AIM - Tally the lines of the listing that contain the string "النبي". Give the number and nothing else.

Dataset rows:
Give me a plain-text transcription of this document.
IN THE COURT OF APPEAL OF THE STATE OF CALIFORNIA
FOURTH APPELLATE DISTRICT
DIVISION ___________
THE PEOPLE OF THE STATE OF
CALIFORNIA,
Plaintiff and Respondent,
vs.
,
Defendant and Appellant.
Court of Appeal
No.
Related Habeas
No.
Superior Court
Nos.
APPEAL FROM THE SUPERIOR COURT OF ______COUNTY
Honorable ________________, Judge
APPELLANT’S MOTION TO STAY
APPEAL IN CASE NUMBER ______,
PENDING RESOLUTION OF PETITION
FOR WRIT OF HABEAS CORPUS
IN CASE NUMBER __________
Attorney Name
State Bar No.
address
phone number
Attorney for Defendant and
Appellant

* * *

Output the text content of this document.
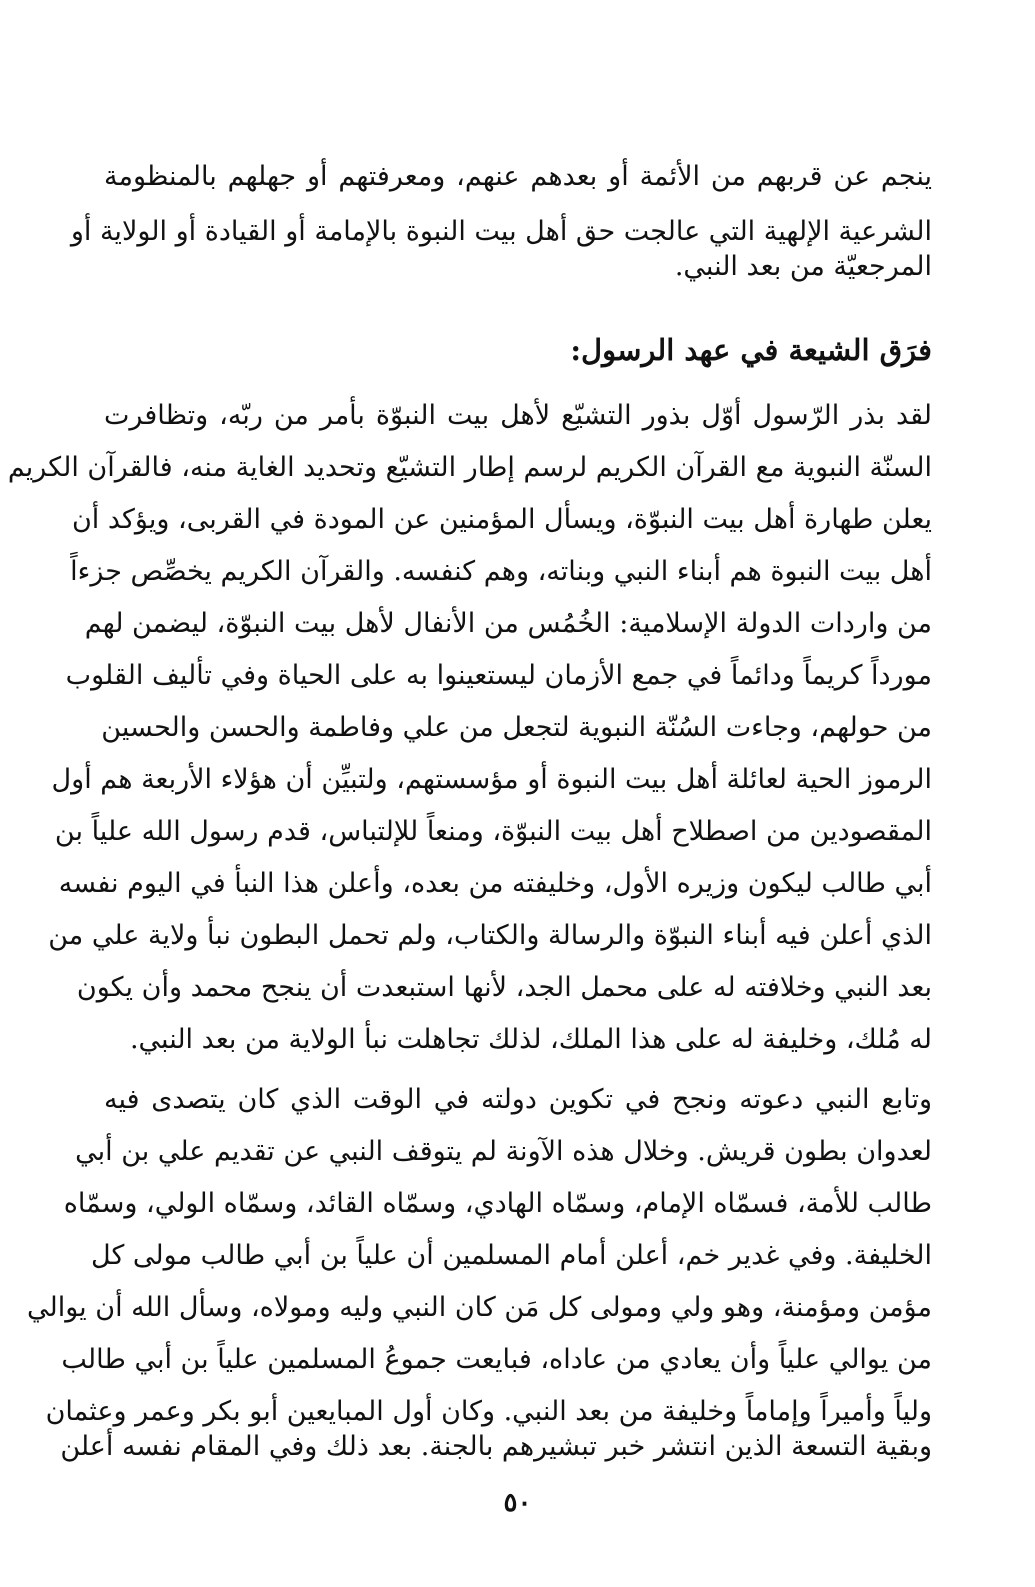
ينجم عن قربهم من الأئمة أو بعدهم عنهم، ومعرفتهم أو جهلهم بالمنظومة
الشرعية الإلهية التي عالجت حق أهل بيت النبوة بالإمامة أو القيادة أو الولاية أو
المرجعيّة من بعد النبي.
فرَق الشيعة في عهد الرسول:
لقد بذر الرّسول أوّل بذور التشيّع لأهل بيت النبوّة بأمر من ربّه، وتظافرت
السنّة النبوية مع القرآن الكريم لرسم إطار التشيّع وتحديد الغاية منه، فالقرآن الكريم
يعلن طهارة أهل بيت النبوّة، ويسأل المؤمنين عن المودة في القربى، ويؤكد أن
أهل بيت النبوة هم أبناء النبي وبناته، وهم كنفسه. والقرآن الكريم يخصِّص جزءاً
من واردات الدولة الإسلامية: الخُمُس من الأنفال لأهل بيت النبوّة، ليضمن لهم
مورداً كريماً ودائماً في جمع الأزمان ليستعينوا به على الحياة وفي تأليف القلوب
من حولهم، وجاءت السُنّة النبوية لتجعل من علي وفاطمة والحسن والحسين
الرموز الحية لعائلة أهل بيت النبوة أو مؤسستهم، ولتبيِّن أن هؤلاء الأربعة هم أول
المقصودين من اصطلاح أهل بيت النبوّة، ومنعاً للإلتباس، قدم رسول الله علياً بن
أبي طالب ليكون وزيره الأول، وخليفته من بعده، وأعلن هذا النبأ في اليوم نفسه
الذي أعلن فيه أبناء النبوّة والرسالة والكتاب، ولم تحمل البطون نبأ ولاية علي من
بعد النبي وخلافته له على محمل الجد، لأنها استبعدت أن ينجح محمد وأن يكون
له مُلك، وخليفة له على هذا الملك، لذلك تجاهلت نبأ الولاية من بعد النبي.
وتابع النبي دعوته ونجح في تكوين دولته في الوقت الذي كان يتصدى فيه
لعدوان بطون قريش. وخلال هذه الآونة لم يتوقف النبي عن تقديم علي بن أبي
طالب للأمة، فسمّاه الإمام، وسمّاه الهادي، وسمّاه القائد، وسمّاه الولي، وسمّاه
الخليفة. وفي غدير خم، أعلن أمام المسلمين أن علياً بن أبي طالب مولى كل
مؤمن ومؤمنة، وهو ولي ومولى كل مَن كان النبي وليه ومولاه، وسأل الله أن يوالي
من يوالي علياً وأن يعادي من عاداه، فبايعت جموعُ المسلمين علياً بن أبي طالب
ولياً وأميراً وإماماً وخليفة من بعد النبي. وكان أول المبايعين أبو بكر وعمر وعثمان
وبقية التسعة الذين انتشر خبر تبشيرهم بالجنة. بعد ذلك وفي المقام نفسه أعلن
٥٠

...

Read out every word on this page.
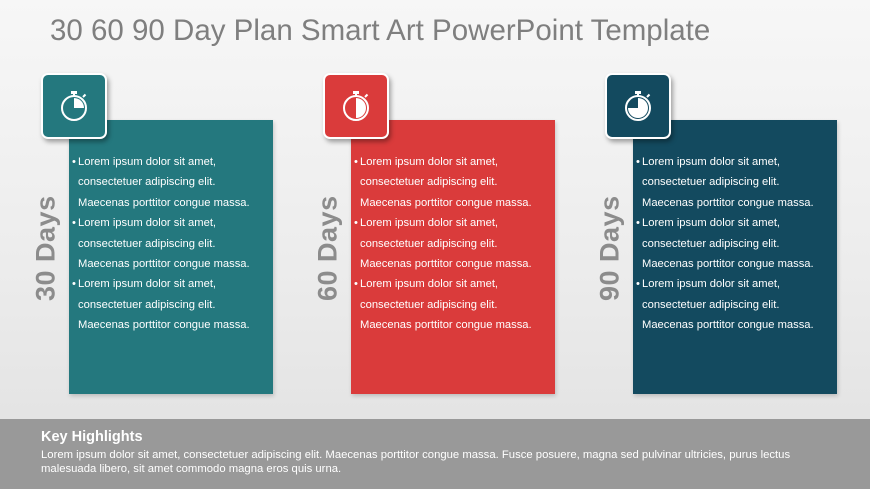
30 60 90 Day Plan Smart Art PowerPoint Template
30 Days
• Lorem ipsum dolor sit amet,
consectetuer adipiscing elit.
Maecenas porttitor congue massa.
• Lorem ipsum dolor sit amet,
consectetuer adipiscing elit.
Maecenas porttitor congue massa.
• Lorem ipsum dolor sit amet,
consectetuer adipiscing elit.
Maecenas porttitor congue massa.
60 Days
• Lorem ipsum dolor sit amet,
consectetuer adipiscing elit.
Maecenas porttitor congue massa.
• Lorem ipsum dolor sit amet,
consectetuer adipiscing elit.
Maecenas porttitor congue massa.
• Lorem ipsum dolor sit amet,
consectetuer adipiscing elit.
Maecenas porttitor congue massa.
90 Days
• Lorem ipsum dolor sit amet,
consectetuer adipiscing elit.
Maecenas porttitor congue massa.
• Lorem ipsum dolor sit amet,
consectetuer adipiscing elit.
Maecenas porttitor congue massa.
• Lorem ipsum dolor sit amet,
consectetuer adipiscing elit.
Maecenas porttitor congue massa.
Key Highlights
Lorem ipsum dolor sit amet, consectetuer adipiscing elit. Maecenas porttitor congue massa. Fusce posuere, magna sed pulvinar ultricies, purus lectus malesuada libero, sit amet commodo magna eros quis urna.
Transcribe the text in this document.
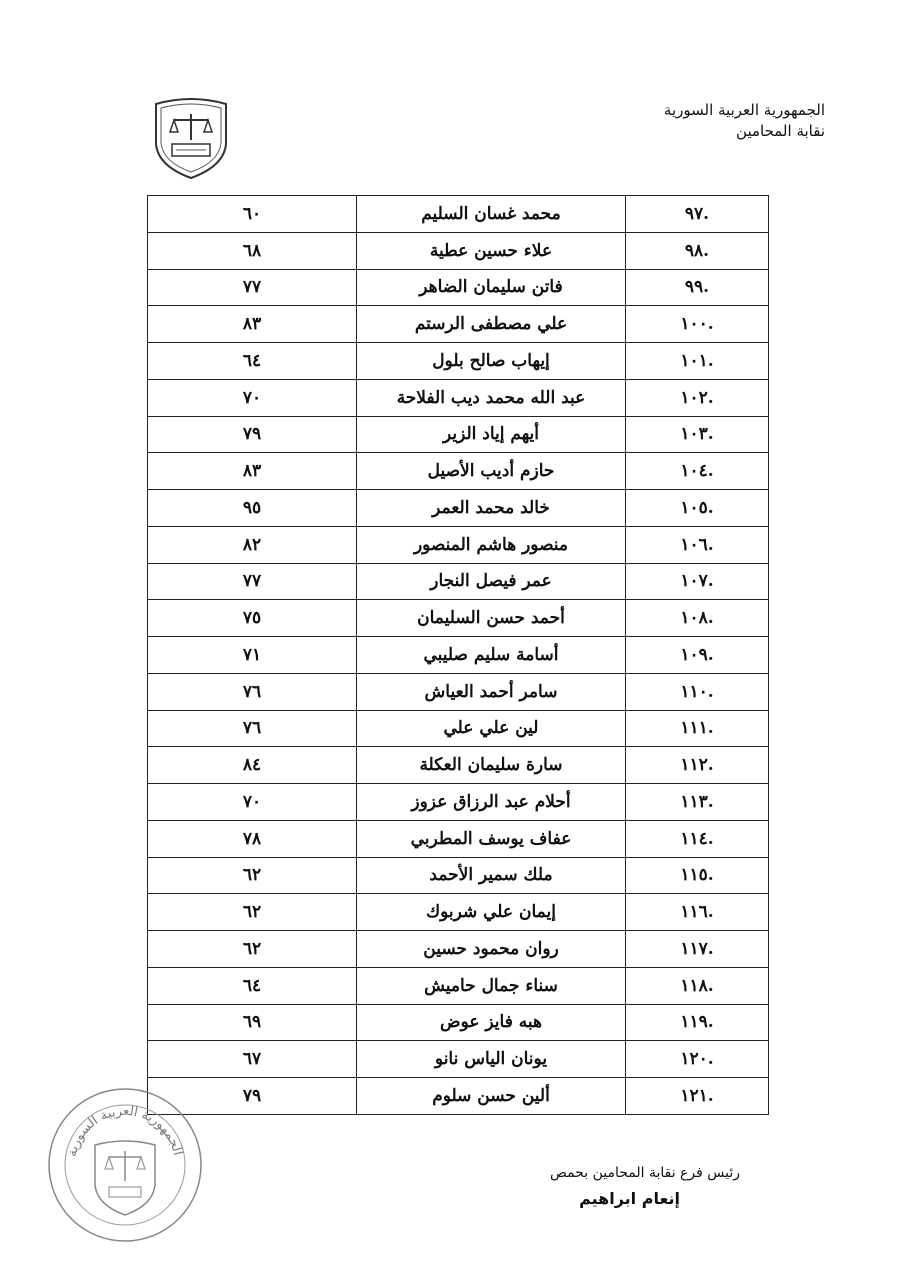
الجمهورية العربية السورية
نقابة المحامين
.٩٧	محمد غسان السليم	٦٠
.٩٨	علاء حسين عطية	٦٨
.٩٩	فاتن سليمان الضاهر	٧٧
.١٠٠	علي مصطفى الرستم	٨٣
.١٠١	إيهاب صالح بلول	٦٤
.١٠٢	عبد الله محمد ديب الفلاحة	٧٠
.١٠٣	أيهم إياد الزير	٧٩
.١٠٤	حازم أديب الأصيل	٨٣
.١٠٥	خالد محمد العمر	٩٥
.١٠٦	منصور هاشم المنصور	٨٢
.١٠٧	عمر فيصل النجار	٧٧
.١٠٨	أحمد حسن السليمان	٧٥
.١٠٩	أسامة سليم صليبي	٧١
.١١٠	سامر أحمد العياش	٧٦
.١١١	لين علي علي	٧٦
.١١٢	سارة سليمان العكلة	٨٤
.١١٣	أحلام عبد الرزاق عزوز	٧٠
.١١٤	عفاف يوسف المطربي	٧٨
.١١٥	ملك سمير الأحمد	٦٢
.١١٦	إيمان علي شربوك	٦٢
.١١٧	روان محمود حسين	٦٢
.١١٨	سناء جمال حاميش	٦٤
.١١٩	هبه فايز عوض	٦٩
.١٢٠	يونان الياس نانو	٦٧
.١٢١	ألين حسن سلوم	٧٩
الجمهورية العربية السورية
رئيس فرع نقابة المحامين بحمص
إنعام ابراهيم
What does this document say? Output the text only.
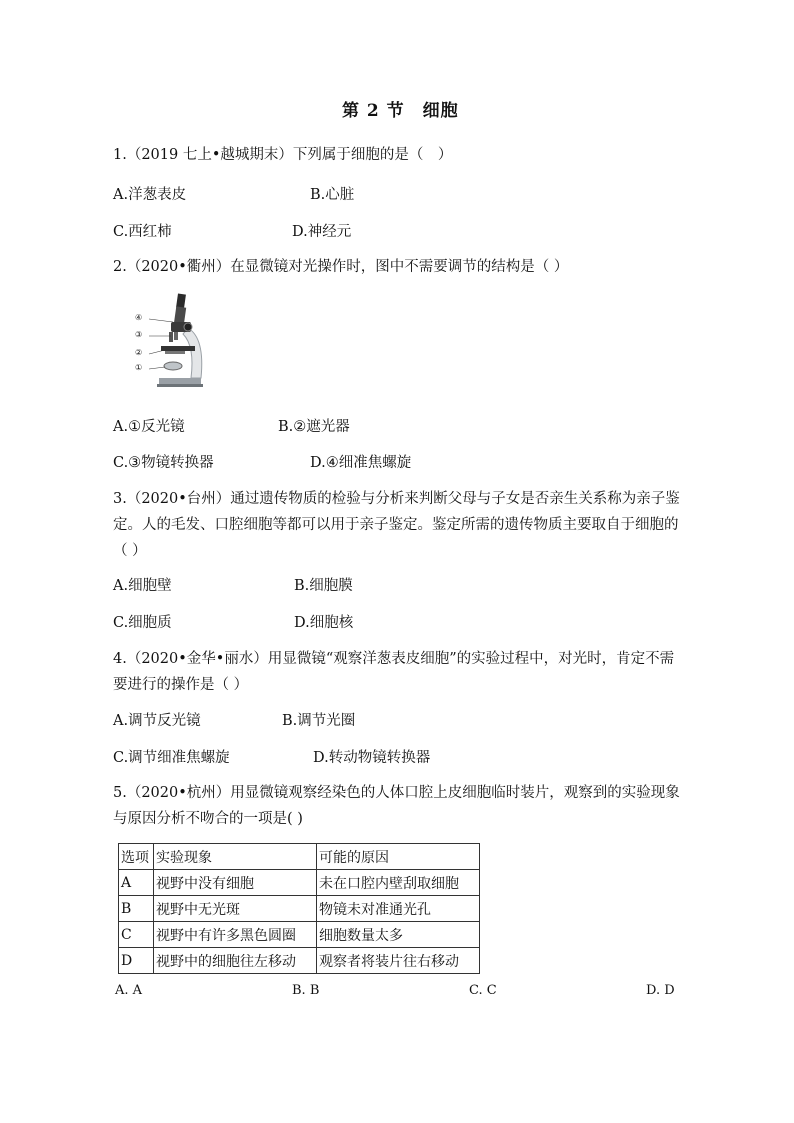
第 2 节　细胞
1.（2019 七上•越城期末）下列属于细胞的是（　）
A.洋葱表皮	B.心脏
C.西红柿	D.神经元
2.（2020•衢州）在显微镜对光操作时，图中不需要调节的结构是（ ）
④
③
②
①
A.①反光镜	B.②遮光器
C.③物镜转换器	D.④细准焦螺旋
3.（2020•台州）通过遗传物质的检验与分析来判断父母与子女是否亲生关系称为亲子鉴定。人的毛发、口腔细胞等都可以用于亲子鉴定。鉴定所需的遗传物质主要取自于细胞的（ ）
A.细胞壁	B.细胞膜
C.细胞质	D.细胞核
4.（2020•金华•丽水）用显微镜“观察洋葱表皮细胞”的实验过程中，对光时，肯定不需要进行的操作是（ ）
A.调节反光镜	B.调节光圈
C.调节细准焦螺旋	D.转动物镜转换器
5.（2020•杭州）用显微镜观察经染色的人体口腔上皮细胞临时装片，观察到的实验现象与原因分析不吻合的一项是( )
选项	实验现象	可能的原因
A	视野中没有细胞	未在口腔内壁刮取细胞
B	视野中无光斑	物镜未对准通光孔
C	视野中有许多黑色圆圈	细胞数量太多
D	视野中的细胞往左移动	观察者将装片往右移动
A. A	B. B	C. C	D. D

RESPONSE FOR THIS EXERCISE - 8